▶ _EXERCISE DIRECTIONS_: Pull out every line in the entries below that contains the string "link", where uppercase and lowercase must match.

[Element region listings]
+ + + +

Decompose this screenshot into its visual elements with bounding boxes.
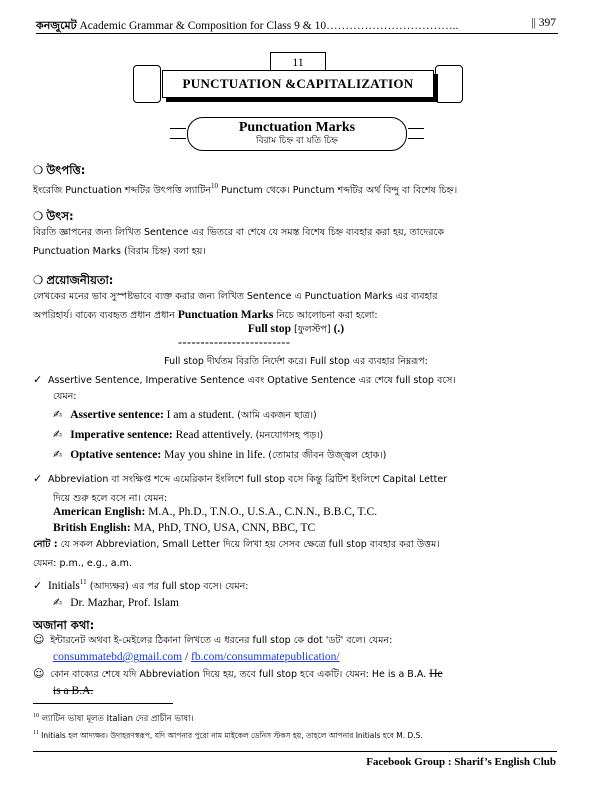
chapter-title: PUNCTUATION &CAPITALIZATION [162, 70, 434, 98]
section-unknown-heading: অজানা কথা: [33, 618, 95, 632]
unknown-item-2: ☺ কোন বাক্যের শেষে যদি Abbreviation দিয়ে হয়, তবে full stop হবে একটি। যেমন: He is a B.A. He is a B.A. [33, 667, 443, 697]
fullstop-intro: Full stop দীর্ঘতম বিরতি নির্দেশ করে। Full stop এর ব্যবহার নিম্নরূপ: [164, 356, 428, 367]
footer-text: Facebook Group : Sharif’s English Club [366, 756, 556, 768]
origin-text: ইংরেজি Punctuation শব্দটির উৎপত্তি ল্যাটিন$^{10}$ Punctum থেকে। Punctum শব্দটির অর্থ বিন্দু বা বিশেষ চিহ্ন। [33, 182, 458, 196]
pencil-icon: ✍ [53, 596, 63, 609]
subtitle-main: Punctuation Marks [238, 120, 356, 135]
unknown-item-1: ☺ ইন্টারনেট অথবা ই-মেইলের ঠিকানা লিখতে এ ধরনের full stop কে dot 'ডট' বলে। যেমন: consummatebd@gmail.com / fb.com/consummatepublication/ [33, 633, 393, 663]
circle-bullet-icon: ❍ [33, 209, 44, 223]
section-origin-heading: ❍ উৎপত্তি: [33, 163, 86, 177]
example-list [53, 405, 553, 465]
footnote-11: $^{11}$ Initials হল আদ্যক্ষর। উদাহরণস্বরূপ, যদি আপনার পুরো নাম মাইকেল ডেনিস স্টকস হয়, তাহলে আপনার Initials হবে M. D.S. [33, 730, 423, 740]
header-rule [36, 33, 558, 34]
pencil-icon: ✍ [53, 408, 63, 421]
subtitle-sub: বিরাম চিহ্ন বা যতি চিহ্ন [256, 136, 338, 146]
fullstop-heading: Full stop [ফুলস্টপ] (.) [247, 323, 345, 335]
subtitle-box [187, 117, 407, 151]
facebook-link[interactable]: fb.com/consummatepublication/ [191, 651, 340, 663]
book-title: Academic Grammar & Composition for Class 9 & 10…………………………….. [79, 20, 459, 32]
english-examples: American English: M.A., Ph.D., T.N.O., U.S.A., C.N.N., B.B.C, T.C. British English: MA, PhD, TNO, USA, CNN, BBC, TC [53, 506, 378, 534]
smiley-icon: ☺ [33, 633, 45, 646]
list-item: ✍ Optative sentence: May you shine in life. (তোমার জীবন উজ্জ্বল হোক।) [53, 448, 387, 461]
example-label: যেমন: [53, 391, 77, 402]
footnote-10: $^{10}$ ল্যাটিন ভাষা মূলত Italian দের প্রাচীন ভাষা। [33, 713, 194, 724]
dashed-divider: ------------------------- [178, 335, 291, 349]
note-text: নোট : যে সকল Abbreviation, Small Letter দিয়ে লিখা হয় সেসব ক্ষেত্রে full stop ব্যবহার করা উত্তম। যেমন: p.m., e.g., a.m. [33, 539, 440, 569]
chapter-number: 11 [270, 52, 326, 71]
rule-abbreviation: ✓ Abbreviation বা সংক্ষিপ্ত শব্দে এমেরিকান ইংলিশে full stop বসে কিন্তু ব্রিটিশ ইংলিশে Capital Letter দিয়ে শুরু হলে বসে না। যেমন: [33, 472, 448, 504]
circle-bullet-icon: ❍ [33, 273, 44, 287]
initials-example: ✍ Dr. Mazhar, Prof. Islam [53, 596, 179, 609]
rule-initials: ✓ Initials$^{11}$ (আদ্যক্ষর) এর পর full stop বসে। যেমন: [33, 578, 249, 592]
list-item: ✍ Assertive sentence: I am a student. (আমি একজন ছাত্র।) [53, 408, 317, 421]
footer-rule [33, 751, 557, 752]
footnote-rule [33, 703, 173, 704]
smiley-icon: ☺ [33, 667, 45, 680]
page-number: || 397 [531, 17, 556, 29]
section-definition-heading: ❍ উৎস: [33, 209, 74, 223]
checkmark-icon: ✓ [33, 472, 43, 485]
necessity-text: লেখকের মনের ভাব সুস্পষ্টভাবে ব্যক্ত করার জন্য লিখিত Sentence এ Punctuation Marks এর ব্যবহার অপরিহার্য। বাক্যে ব্যবহৃত প্রধান প্রধান Punctuation Marks নিচে আলোচনা করা হলো: [33, 291, 438, 321]
pencil-icon: ✍ [53, 448, 63, 461]
email-link[interactable]: consummatebd@gmail.com [53, 651, 183, 663]
checkmark-icon: ✓ [33, 373, 43, 386]
rule-assertive: ✓ Assertive Sentence, Imperative Sentence এবং Optative Sentence এর শেষে full stop বসে। [33, 373, 456, 386]
checkmark-icon: ✓ [33, 578, 43, 592]
circle-bullet-icon: ❍ [33, 163, 44, 177]
pencil-icon: ✍ [53, 428, 63, 441]
brand-name: কনজুমেট [36, 19, 77, 32]
list-item: ✍ Imperative sentence: Read attentively. (মনযোগসহ পড়।) [53, 428, 324, 441]
definition-text: বিরতি জ্ঞাপনের জন্য লিখিত Sentence এর ভিতরে বা শেষে যে সমস্ত বিশেষ চিহ্ন ব্যবহার করা হয়, তাদেরকে Punctuation Marks (বিরাম চিহ্ন) বলা হয়। [33, 227, 444, 257]
section-necessity-heading: ❍ প্রয়োজনীয়তা: [33, 273, 114, 287]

+ + + +

▶ _TASK RESPONSE_:
facebook-link[interactable]: fb.com/consummatepublication/ [191, 651, 340, 663]
email-link[interactable]: consummatebd@gmail.com [53, 651, 183, 663]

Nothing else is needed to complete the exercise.